Task requirements:
All the data below goes into the copy word for word, but the pictures don't.

Listed records:
* * * * *
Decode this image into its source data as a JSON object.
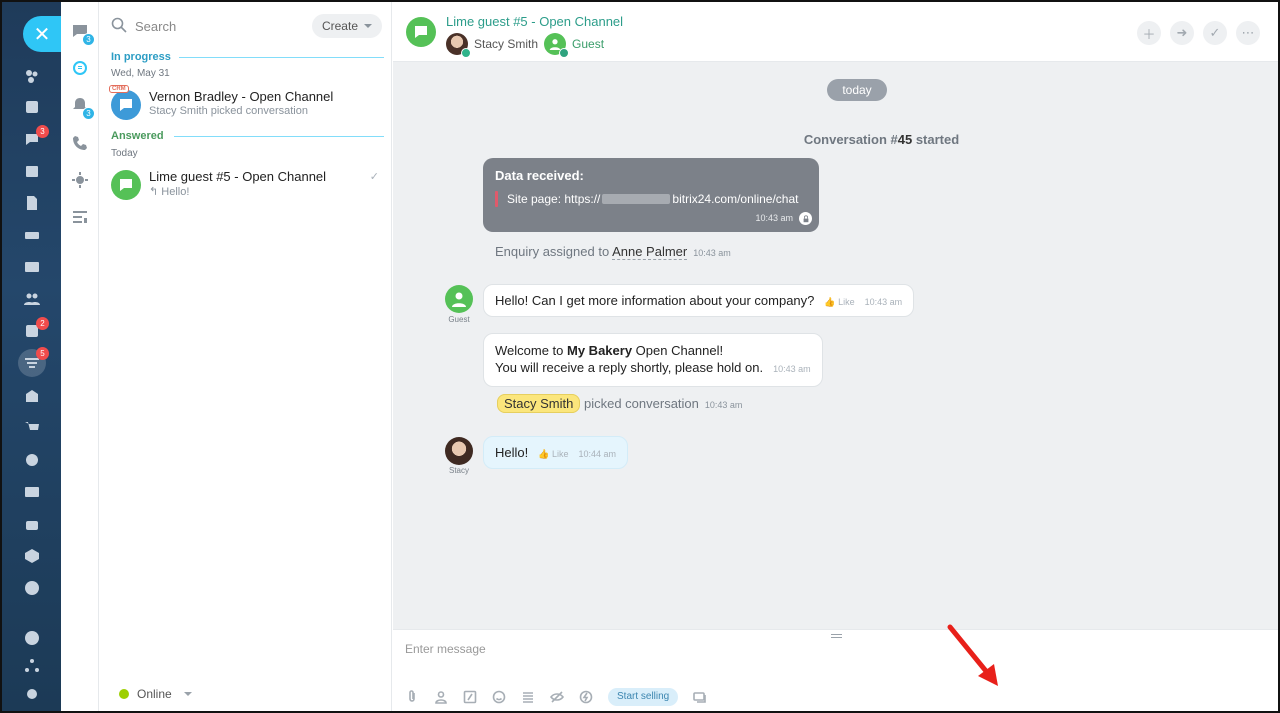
{
  "leftbar": {
    "badges": {
      "chats": "3",
      "tasks": "2",
      "filter": "5"
    }
  },
  "subbar": {
    "badges": {
      "recent": "3",
      "notifications": "3"
    }
  },
  "list": {
    "search_placeholder": "Search",
    "create_label": "Create",
    "in_progress": {
      "title": "In progress",
      "date": "Wed, May 31",
      "items": [
        {
          "title": "Vernon Bradley - Open Channel",
          "subtitle": "Stacy Smith picked conversation",
          "tag": "CRM",
          "avatar_color": "#3d9ad8"
        }
      ]
    },
    "answered": {
      "title": "Answered",
      "date": "Today",
      "items": [
        {
          "title": "Lime guest #5 - Open Channel",
          "subtitle": "Hello!",
          "avatar_color": "#55c157",
          "check": "✓"
        }
      ]
    },
    "status": "Online"
  },
  "chat": {
    "title": "Lime guest #5 - Open Channel",
    "members": [
      {
        "name": "Stacy Smith"
      },
      {
        "name": "Guest"
      }
    ],
    "date_pill": "today",
    "conversation_started_prefix": "Conversation #",
    "conversation_number": "45",
    "conversation_started_suffix": " started",
    "data_received": {
      "title": "Data received:",
      "site_label": "Site page: https://",
      "site_rest": "bitrix24.com/online/chat",
      "time": "10:43 am"
    },
    "enquiry": {
      "text": "Enquiry assigned to ",
      "name": "Anne Palmer",
      "time": "10:43 am"
    },
    "messages": [
      {
        "author": "Guest",
        "text": "Hello! Can I get more information about your company?",
        "like": "Like",
        "time": "10:43 am"
      },
      {
        "line1_pre": "Welcome to ",
        "line1_bold": "My Bakery",
        "line1_post": " Open Channel!",
        "line2": "You will receive a reply shortly, please hold on.",
        "time": "10:43 am"
      },
      {
        "author": "Stacy",
        "text": "Hello!",
        "like": "Like",
        "time": "10:44 am"
      }
    ],
    "picked": {
      "name": "Stacy Smith",
      "text": "picked conversation",
      "time": "10:43 am"
    },
    "composer": {
      "placeholder": "Enter message",
      "start_selling": "Start selling"
    },
    "colors": {
      "accent": "#2fc6f6",
      "guest_green": "#55c157",
      "arrow_red": "#e8201a"
    }
  }
}
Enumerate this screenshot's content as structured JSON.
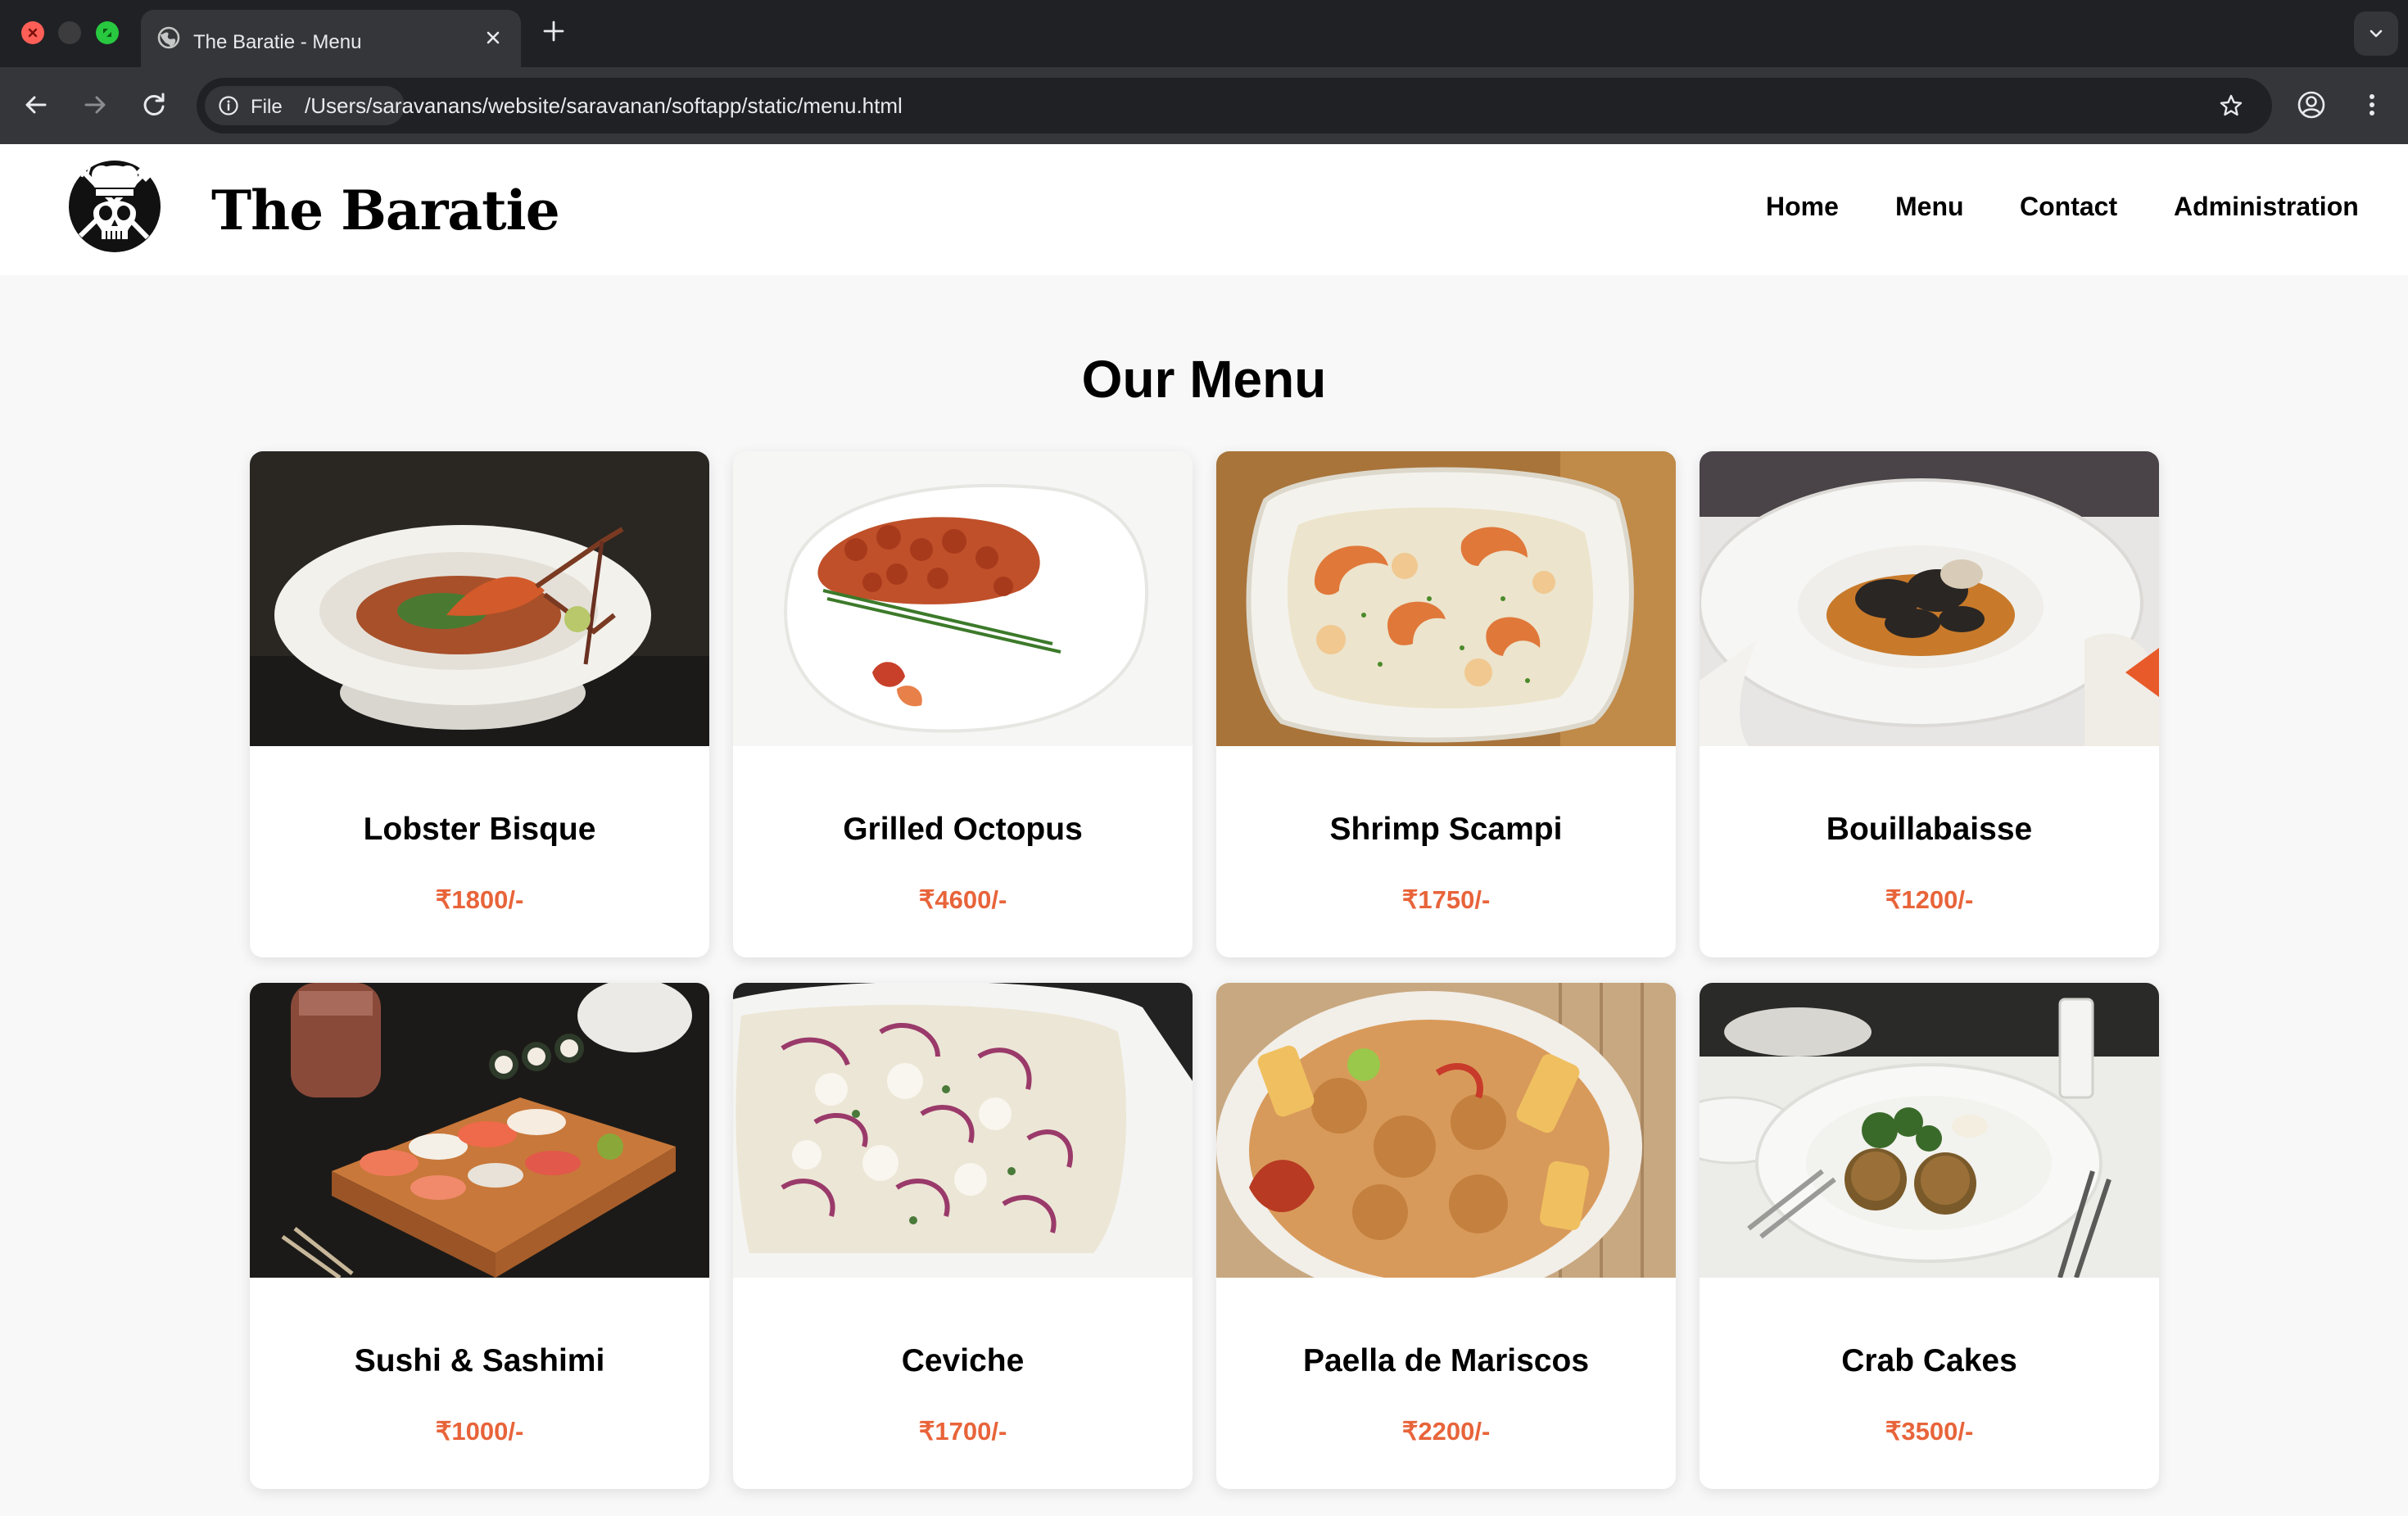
{
  "browser": {
    "tab_title": "The Baratie - Menu",
    "chip_label": "File",
    "url": "/Users/saravanans/website/saravanan/softapp/static/menu.html"
  },
  "site": {
    "brand": "The Baratie",
    "nav": [
      "Home",
      "Menu",
      "Contact",
      "Administration"
    ]
  },
  "page": {
    "title": "Our Menu"
  },
  "menu": [
    {
      "name": "Lobster Bisque",
      "price": "₹1800/-"
    },
    {
      "name": "Grilled Octopus",
      "price": "₹4600/-"
    },
    {
      "name": "Shrimp Scampi",
      "price": "₹1750/-"
    },
    {
      "name": "Bouillabaisse",
      "price": "₹1200/-"
    },
    {
      "name": "Sushi & Sashimi",
      "price": "₹1000/-"
    },
    {
      "name": "Ceviche",
      "price": "₹1700/-"
    },
    {
      "name": "Paella de Mariscos",
      "price": "₹2200/-"
    },
    {
      "name": "Crab Cakes",
      "price": "₹3500/-"
    }
  ],
  "colors": {
    "price": "#e8643a",
    "chrome_dark": "#202124",
    "chrome_tab": "#35363a",
    "page_bg": "#f8f8f8"
  }
}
* * * * *
Finished task:
Decode this image into its source data as a JSON object.
{
  "leftbar": {
    "badges": {
      "chats": "3",
      "tasks": "2",
      "filter": "5"
    }
  },
  "subbar": {
    "badges": {
      "recent": "3",
      "notifications": "3"
    }
  },
  "list": {
    "search_placeholder": "Search",
    "create_label": "Create",
    "in_progress": {
      "title": "In progress",
      "date": "Wed, May 31",
      "items": [
        {
          "title": "Vernon Bradley - Open Channel",
          "subtitle": "Stacy Smith picked conversation",
          "tag": "CRM",
          "avatar_color": "#3d9ad8"
        }
      ]
    },
    "answered": {
      "title": "Answered",
      "date": "Today",
      "items": [
        {
          "title": "Lime guest #5 - Open Channel",
          "subtitle": "Hello!",
          "avatar_color": "#55c157",
          "check": "✓"
        }
      ]
    },
    "status": "Online"
  },
  "chat": {
    "title": "Lime guest #5 - Open Channel",
    "members": [
      {
        "name": "Stacy Smith"
      },
      {
        "name": "Guest"
      }
    ],
    "date_pill": "today",
    "conversation_started_prefix": "Conversation #",
    "conversation_number": "45",
    "conversation_started_suffix": " started",
    "data_received": {
      "title": "Data received:",
      "site_label": "Site page: https://",
      "site_rest": "bitrix24.com/online/chat",
      "time": "10:43 am"
    },
    "enquiry": {
      "text": "Enquiry assigned to ",
      "name": "Anne Palmer",
      "time": "10:43 am"
    },
    "messages": [
      {
        "author": "Guest",
        "text": "Hello! Can I get more information about your company?",
        "like": "Like",
        "time": "10:43 am"
      },
      {
        "line1_pre": "Welcome to ",
        "line1_bold": "My Bakery",
        "line1_post": " Open Channel!",
        "line2": "You will receive a reply shortly, please hold on.",
        "time": "10:43 am"
      },
      {
        "author": "Stacy",
        "text": "Hello!",
        "like": "Like",
        "time": "10:44 am"
      }
    ],
    "picked": {
      "name": "Stacy Smith",
      "text": "picked conversation",
      "time": "10:43 am"
    },
    "composer": {
      "placeholder": "Enter message",
      "start_selling": "Start selling"
    },
    "colors": {
      "accent": "#2fc6f6",
      "guest_green": "#55c157",
      "arrow_red": "#e8201a"
    }
  }
}
Enumerate this screenshot's content as structured JSON.
{
  "browser": {
    "tab_title": "The Baratie - Menu",
    "chip_label": "File",
    "url": "/Users/saravanans/website/saravanan/softapp/static/menu.html"
  },
  "site": {
    "brand": "The Baratie",
    "nav": [
      "Home",
      "Menu",
      "Contact",
      "Administration"
    ]
  },
  "page": {
    "title": "Our Menu"
  },
  "menu": [
    {
      "name": "Lobster Bisque",
      "price": "₹1800/-"
    },
    {
      "name": "Grilled Octopus",
      "price": "₹4600/-"
    },
    {
      "name": "Shrimp Scampi",
      "price": "₹1750/-"
    },
    {
      "name": "Bouillabaisse",
      "price": "₹1200/-"
    },
    {
      "name": "Sushi & Sashimi",
      "price": "₹1000/-"
    },
    {
      "name": "Ceviche",
      "price": "₹1700/-"
    },
    {
      "name": "Paella de Mariscos",
      "price": "₹2200/-"
    },
    {
      "name": "Crab Cakes",
      "price": "₹3500/-"
    }
  ],
  "colors": {
    "price": "#e8643a",
    "chrome_dark": "#202124",
    "chrome_tab": "#35363a",
    "page_bg": "#f8f8f8"
  }
}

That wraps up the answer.